- **STATED EXERCISE**
Could you write out every record below exactly, leaving out any pictures?

── SOURCE RECORDS

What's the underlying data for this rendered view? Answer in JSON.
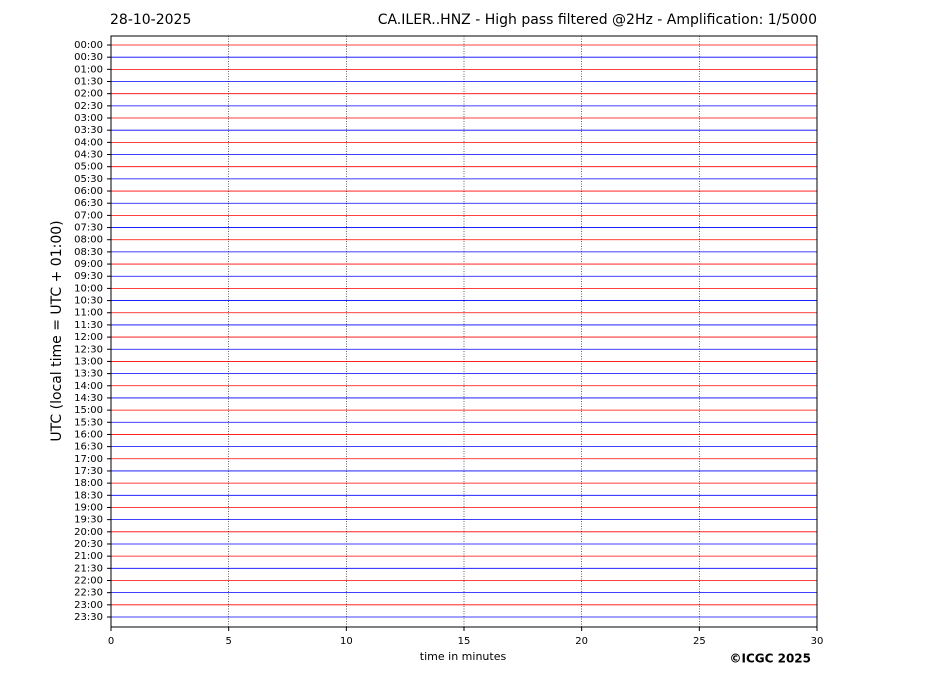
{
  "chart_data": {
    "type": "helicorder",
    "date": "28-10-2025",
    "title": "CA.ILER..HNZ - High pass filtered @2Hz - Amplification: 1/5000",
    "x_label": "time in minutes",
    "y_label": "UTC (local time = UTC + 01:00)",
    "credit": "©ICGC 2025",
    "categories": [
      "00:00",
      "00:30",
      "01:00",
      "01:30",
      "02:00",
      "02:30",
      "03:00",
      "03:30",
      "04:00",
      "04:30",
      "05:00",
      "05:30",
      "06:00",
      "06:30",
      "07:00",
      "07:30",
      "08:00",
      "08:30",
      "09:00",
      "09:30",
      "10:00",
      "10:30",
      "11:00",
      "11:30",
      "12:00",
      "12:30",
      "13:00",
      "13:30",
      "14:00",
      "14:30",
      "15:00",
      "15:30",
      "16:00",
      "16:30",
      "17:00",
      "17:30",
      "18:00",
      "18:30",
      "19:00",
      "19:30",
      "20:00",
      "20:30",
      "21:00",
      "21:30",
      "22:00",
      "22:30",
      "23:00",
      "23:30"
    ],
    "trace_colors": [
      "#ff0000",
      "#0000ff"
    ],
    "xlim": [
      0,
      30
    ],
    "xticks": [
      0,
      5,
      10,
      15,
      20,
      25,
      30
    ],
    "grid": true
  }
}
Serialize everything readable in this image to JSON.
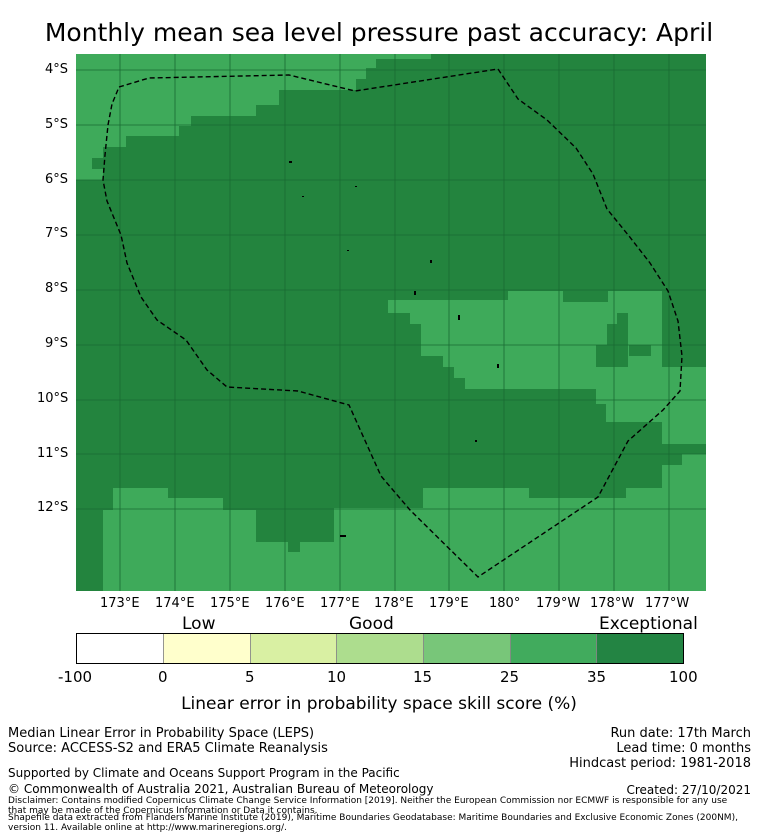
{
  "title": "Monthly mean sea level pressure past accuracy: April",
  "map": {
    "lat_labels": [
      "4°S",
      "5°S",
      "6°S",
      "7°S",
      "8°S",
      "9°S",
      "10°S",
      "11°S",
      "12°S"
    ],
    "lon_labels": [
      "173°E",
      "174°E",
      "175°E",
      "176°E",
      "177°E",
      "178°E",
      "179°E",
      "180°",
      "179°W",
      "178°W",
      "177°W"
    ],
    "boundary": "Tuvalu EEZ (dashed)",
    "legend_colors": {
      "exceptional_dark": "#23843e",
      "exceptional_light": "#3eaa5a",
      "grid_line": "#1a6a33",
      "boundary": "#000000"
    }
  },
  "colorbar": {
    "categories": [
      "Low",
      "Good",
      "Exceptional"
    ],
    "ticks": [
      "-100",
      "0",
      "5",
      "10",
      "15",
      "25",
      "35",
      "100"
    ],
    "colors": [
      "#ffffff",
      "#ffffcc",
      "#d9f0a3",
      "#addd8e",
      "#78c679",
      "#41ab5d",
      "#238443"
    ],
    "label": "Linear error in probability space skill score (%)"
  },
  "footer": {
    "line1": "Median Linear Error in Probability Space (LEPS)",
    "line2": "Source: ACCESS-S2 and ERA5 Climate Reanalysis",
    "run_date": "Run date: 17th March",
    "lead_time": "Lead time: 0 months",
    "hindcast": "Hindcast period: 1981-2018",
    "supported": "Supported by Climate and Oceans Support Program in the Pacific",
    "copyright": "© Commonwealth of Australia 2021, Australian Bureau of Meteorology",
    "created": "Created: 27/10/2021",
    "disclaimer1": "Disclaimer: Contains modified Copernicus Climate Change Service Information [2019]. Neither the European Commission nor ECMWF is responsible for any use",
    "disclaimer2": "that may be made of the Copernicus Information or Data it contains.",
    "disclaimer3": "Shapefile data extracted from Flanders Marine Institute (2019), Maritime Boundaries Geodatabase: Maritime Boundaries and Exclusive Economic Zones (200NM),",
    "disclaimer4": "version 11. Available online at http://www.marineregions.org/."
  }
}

────

- **WRITTEN ANSWER**
What's the underlying data for this rendered view? Answer in JSON.
{
  "chart_data": {
    "type": "helicorder",
    "date": "28-10-2025",
    "title": "CA.ILER..HNZ - High pass filtered @2Hz - Amplification: 1/5000",
    "x_label": "time in minutes",
    "y_label": "UTC (local time = UTC + 01:00)",
    "credit": "©ICGC 2025",
    "categories": [
      "00:00",
      "00:30",
      "01:00",
      "01:30",
      "02:00",
      "02:30",
      "03:00",
      "03:30",
      "04:00",
      "04:30",
      "05:00",
      "05:30",
      "06:00",
      "06:30",
      "07:00",
      "07:30",
      "08:00",
      "08:30",
      "09:00",
      "09:30",
      "10:00",
      "10:30",
      "11:00",
      "11:30",
      "12:00",
      "12:30",
      "13:00",
      "13:30",
      "14:00",
      "14:30",
      "15:00",
      "15:30",
      "16:00",
      "16:30",
      "17:00",
      "17:30",
      "18:00",
      "18:30",
      "19:00",
      "19:30",
      "20:00",
      "20:30",
      "21:00",
      "21:30",
      "22:00",
      "22:30",
      "23:00",
      "23:30"
    ],
    "trace_colors": [
      "#ff0000",
      "#0000ff"
    ],
    "xlim": [
      0,
      30
    ],
    "xticks": [
      0,
      5,
      10,
      15,
      20,
      25,
      30
    ],
    "grid": true
  }
}
Serialize everything readable in this image to JSON.
{
  "title": "Monthly mean sea level pressure past accuracy: April",
  "map": {
    "lat_labels": [
      "4°S",
      "5°S",
      "6°S",
      "7°S",
      "8°S",
      "9°S",
      "10°S",
      "11°S",
      "12°S"
    ],
    "lon_labels": [
      "173°E",
      "174°E",
      "175°E",
      "176°E",
      "177°E",
      "178°E",
      "179°E",
      "180°",
      "179°W",
      "178°W",
      "177°W"
    ],
    "boundary": "Tuvalu EEZ (dashed)",
    "legend_colors": {
      "exceptional_dark": "#23843e",
      "exceptional_light": "#3eaa5a",
      "grid_line": "#1a6a33",
      "boundary": "#000000"
    }
  },
  "colorbar": {
    "categories": [
      "Low",
      "Good",
      "Exceptional"
    ],
    "ticks": [
      "-100",
      "0",
      "5",
      "10",
      "15",
      "25",
      "35",
      "100"
    ],
    "colors": [
      "#ffffff",
      "#ffffcc",
      "#d9f0a3",
      "#addd8e",
      "#78c679",
      "#41ab5d",
      "#238443"
    ],
    "label": "Linear error in probability space skill score (%)"
  },
  "footer": {
    "line1": "Median Linear Error in Probability Space (LEPS)",
    "line2": "Source: ACCESS-S2 and ERA5 Climate Reanalysis",
    "run_date": "Run date: 17th March",
    "lead_time": "Lead time: 0 months",
    "hindcast": "Hindcast period: 1981-2018",
    "supported": "Supported by Climate and Oceans Support Program in the Pacific",
    "copyright": "© Commonwealth of Australia 2021, Australian Bureau of Meteorology",
    "created": "Created: 27/10/2021",
    "disclaimer1": "Disclaimer: Contains modified Copernicus Climate Change Service Information [2019]. Neither the European Commission nor ECMWF is responsible for any use",
    "disclaimer2": "that may be made of the Copernicus Information or Data it contains.",
    "disclaimer3": "Shapefile data extracted from Flanders Marine Institute (2019), Maritime Boundaries Geodatabase: Maritime Boundaries and Exclusive Economic Zones (200NM),",
    "disclaimer4": "version 11. Available online at http://www.marineregions.org/."
  }
}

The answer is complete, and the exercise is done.